Select the lines that hold the word "важными" and copy each one.
-- Dataset records start --
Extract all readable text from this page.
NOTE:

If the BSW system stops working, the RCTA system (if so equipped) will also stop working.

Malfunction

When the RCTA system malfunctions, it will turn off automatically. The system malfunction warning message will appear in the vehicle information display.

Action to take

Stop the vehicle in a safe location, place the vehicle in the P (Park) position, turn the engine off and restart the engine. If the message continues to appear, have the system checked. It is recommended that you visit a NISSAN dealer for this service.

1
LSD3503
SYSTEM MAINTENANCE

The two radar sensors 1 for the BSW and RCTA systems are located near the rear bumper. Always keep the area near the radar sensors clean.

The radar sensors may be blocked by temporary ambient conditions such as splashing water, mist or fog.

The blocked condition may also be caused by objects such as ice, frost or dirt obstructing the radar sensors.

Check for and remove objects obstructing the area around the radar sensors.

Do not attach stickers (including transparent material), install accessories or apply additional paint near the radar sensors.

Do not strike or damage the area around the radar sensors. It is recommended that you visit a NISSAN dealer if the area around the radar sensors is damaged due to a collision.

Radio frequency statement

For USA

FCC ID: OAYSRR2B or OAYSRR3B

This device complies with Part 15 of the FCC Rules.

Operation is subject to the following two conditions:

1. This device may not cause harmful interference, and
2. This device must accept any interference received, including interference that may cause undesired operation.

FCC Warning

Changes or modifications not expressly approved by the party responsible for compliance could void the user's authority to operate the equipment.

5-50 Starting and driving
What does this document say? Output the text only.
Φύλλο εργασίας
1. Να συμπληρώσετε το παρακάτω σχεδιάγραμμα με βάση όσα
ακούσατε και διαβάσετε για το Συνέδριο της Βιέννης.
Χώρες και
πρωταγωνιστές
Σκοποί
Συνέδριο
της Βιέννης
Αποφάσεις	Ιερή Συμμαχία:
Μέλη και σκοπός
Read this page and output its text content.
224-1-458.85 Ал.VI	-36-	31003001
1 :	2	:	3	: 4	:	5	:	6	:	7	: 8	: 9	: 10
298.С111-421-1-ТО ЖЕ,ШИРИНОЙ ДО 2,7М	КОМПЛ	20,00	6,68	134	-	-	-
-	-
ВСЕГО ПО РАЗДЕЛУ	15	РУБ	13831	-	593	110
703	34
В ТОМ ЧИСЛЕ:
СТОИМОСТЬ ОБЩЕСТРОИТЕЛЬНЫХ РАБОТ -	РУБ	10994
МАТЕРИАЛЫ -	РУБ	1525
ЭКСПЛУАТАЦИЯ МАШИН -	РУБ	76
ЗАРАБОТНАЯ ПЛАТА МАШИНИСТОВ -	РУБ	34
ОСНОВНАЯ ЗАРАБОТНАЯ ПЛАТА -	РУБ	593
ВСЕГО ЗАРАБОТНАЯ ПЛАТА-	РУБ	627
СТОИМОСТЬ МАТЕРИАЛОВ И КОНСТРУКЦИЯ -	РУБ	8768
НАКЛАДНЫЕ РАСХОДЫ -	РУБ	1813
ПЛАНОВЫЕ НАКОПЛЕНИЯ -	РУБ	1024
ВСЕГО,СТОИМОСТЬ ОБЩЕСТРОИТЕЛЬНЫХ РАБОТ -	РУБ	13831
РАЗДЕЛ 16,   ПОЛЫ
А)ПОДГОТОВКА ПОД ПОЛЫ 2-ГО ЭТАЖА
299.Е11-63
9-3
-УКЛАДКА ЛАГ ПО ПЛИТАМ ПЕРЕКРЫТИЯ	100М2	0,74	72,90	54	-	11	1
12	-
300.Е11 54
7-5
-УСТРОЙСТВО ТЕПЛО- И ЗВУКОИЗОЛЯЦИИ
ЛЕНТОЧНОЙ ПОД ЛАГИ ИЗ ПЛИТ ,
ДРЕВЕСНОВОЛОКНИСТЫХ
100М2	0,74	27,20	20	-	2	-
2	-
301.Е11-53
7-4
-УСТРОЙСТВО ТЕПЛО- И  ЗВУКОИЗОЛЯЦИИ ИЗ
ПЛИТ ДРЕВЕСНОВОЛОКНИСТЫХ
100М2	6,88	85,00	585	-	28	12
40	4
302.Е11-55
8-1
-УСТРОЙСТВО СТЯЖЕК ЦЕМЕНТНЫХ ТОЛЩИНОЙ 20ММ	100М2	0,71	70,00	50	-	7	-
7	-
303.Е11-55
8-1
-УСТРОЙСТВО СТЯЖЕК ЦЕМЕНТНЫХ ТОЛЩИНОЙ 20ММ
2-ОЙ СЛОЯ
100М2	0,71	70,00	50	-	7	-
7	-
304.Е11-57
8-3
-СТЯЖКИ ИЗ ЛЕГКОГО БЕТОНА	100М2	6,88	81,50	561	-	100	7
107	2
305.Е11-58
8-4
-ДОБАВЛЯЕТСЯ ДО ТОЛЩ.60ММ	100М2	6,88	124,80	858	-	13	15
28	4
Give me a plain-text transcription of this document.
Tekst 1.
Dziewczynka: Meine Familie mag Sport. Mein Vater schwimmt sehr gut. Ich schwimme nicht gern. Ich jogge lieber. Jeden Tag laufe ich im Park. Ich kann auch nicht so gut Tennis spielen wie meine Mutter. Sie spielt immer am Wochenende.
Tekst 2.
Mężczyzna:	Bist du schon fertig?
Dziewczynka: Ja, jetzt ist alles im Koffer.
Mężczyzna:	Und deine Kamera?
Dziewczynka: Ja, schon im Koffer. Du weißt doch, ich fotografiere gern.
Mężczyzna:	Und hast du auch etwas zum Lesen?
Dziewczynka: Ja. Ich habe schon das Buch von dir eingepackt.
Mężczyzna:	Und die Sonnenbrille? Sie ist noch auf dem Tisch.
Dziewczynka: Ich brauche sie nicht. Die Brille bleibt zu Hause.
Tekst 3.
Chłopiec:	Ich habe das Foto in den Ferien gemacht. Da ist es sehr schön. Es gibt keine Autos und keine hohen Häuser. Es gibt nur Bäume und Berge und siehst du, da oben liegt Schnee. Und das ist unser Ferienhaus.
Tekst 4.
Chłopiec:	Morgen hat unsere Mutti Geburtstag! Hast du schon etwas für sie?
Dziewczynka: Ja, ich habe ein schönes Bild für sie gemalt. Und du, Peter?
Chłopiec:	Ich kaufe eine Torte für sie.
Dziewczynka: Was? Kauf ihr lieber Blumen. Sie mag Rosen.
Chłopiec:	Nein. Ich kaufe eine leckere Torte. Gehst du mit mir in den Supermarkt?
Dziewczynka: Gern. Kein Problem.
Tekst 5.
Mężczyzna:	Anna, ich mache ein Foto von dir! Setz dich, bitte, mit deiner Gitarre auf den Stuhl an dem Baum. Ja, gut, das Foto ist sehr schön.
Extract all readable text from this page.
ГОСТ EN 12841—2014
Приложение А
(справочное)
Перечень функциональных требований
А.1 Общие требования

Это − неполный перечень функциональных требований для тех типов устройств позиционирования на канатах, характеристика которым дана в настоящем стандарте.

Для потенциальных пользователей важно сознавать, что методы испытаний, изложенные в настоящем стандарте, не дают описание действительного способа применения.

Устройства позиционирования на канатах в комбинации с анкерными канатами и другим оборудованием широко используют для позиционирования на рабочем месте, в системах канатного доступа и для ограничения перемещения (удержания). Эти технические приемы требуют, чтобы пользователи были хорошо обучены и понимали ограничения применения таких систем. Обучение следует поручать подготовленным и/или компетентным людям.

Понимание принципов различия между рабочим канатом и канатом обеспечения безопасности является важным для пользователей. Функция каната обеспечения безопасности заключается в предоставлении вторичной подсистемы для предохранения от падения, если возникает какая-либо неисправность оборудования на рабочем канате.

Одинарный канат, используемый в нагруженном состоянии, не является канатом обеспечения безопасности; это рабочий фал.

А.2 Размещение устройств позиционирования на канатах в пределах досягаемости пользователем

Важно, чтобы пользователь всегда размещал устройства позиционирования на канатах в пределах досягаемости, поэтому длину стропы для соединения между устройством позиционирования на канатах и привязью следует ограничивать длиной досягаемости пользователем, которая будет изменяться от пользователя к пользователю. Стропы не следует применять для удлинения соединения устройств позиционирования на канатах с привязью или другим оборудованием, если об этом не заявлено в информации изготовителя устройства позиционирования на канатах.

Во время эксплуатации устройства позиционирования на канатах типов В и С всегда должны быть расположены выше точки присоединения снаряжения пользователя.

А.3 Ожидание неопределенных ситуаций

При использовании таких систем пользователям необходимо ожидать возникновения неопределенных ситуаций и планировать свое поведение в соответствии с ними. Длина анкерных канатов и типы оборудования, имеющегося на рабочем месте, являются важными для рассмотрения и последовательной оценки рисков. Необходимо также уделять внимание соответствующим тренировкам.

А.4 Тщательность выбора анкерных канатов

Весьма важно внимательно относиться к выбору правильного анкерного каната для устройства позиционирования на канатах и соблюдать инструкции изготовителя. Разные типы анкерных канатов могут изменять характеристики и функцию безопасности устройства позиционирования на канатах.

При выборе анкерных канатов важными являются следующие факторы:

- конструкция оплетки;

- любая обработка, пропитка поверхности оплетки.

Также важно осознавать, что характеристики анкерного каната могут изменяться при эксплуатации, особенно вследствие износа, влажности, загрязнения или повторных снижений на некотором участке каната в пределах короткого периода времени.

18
-- Dataset records end --
## Task output
При использовании таких систем пользователям необходимо ожидать возникновения неопределенных ситуаций и планировать свое поведение в соответствии с ними. Длина анкерных канатов и типы оборудования, имеющегося на рабочем месте, являются важными для рассмотрения и последовательной оценки рисков. Необходимо также уделять внимание соответствующим тренировкам.
При выборе анкерных канатов важными являются следующие факторы:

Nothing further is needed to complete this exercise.